**What to produce**.
Write a continuation of the essay below on the "cancel culture" and anti-"woke" moral panics, beginning immediately after its final sentence.

**Source text**.
++++++++++++++++++++

The “cancel culture” and anti-“wokeism” moral panics rely on a complete inversion of the actual balance of power, portraying traditionally marginalized groups as mighty forces that urgently need to be reined in – and those in elite positions as desperately in need of protection.
It’s an unbelievably cynical game: Some of society’s most vulnerable groups – trans people, for instance, whose fundamental rights, including their right to exist in the public square, are being stripped away – are presented as a dangerous, powerful cabal.
In a way, the New York Times recently elevating an unhinged anti-“woke” crusader like Pamela Paul is actually useful: In everything she writes, the cynical inversion of power is dialed up to 11 – which gets you to “In defense of JK Rowling.” It’s not gonna get any more obvious.
Think about how silly this is: “Oh, the woke militants dominate everything over there!” – when the New York Times has just hired staunchly conservative David French to join the existing stable of famous anti-“woke” columnists like Pamela Paul, Bret Stephens, and David Brooks.
The only “persecution” that is happening here is David French being criticized online. Some of that criticism may even be unfair or cross the line – the internet is a nasty place. But that’s it. No one is firing or “canceling” him. No one in a position of power is doing anything.
In this way, this whole affair captures the anxiety that fuels the reactionary crusade against “wokeism” and “cancel culture”: Societal elites - and elite white men, in particular - face a little more scrutiny and public criticism today than in the past. And they don’t like that.

++++++++++++++++++++

**Material provided**.
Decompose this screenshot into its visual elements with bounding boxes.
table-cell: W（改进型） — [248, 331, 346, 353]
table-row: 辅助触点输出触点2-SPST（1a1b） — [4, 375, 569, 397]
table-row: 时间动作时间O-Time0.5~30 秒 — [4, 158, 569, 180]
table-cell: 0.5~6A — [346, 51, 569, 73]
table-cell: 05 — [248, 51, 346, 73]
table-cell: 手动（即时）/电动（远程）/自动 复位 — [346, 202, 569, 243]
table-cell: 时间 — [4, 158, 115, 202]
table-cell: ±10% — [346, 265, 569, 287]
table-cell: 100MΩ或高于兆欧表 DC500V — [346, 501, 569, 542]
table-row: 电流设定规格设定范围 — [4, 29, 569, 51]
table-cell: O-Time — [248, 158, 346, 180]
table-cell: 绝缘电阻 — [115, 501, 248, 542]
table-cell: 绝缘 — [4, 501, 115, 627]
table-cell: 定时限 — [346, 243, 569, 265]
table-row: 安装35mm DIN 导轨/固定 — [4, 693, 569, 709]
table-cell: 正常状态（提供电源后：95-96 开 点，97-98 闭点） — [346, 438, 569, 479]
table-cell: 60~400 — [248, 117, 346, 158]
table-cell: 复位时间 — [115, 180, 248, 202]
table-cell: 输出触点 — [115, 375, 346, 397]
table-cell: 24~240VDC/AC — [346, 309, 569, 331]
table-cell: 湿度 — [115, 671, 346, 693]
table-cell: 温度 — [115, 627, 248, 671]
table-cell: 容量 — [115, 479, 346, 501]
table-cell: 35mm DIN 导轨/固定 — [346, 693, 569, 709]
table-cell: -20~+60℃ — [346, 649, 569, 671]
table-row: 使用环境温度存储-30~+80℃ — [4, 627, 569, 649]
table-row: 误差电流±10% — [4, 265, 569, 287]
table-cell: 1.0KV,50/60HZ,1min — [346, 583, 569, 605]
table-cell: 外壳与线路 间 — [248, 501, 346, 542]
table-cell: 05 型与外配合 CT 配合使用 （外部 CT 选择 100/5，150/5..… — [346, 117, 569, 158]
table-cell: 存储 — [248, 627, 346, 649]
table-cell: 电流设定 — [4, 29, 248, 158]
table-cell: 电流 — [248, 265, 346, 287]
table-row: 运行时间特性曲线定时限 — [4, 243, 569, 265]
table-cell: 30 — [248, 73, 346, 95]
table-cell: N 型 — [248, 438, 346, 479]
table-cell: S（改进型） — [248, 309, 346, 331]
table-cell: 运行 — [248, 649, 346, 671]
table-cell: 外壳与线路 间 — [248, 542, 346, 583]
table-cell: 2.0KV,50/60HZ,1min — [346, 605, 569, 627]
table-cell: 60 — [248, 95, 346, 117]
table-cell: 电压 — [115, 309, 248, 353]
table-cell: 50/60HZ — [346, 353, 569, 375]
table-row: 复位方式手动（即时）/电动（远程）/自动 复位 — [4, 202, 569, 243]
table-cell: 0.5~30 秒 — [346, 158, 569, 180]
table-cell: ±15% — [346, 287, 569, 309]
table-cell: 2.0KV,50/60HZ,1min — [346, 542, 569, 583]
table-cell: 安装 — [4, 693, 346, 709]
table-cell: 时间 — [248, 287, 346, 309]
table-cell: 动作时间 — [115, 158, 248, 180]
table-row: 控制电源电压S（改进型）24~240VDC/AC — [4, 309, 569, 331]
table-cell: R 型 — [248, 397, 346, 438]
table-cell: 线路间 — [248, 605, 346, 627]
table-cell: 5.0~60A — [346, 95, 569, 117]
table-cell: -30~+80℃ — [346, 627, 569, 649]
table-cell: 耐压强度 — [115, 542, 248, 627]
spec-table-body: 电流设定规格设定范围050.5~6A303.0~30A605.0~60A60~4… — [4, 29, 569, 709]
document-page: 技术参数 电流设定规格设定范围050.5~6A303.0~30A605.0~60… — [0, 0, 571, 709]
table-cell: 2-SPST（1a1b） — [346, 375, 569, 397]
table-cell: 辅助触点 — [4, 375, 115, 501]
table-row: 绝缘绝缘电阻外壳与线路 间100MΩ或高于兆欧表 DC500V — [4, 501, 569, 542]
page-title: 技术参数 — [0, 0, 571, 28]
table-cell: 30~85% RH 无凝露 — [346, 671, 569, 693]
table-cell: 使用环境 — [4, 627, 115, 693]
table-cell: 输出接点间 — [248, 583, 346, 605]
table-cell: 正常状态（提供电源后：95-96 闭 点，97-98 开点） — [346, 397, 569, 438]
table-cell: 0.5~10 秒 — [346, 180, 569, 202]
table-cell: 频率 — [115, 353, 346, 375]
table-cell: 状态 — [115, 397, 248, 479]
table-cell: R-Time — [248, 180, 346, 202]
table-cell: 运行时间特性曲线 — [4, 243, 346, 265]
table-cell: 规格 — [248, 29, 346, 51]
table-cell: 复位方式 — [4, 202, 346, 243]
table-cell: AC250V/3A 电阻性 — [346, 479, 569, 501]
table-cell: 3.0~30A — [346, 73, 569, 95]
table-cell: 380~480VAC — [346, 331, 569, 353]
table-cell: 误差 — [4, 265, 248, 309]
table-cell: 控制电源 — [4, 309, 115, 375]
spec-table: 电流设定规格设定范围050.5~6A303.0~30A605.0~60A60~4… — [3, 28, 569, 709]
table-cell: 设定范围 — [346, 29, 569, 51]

++++++++++++++++++++

**Answer for the task**.
As soon as traditionally marginalized groups gained enough power and acquired the technological means to make their demands for respect and their criticism heard, traditional elites started bemoaning “persecution” - “The hordes are coming to cancel us!”
Important to note that it’s mostly the *threat* of scrutiny, the *potential* of being held to account that is enough to cause the next round of reactionary panic. In practice, the power structures that have traditionally defined American life have unfortunately held up just fine.
These moral panics appeal to (predominantly white, predominantly male) elites because the threat to elite impunity is real - “cancel culture” and “wokeism” may have made it slightly more likely that people get in trouble for racist, misogynistic, disrespectful behavior.
Simply put, elite life in the public spotlight has become slightly more uncomfortable, at least for elites who used to be able to get away with absolutely everything and now they (potentially) don’t anymore. People like David French and Pamela Paul get more public criticism.
The reason is that traditionally marginalized groups have forced their way into the conversation, necessitating a re-negotiation of norms surrounding public speech and expression. That process can be messy at times - but the alternative is continued elite dominance and impunity.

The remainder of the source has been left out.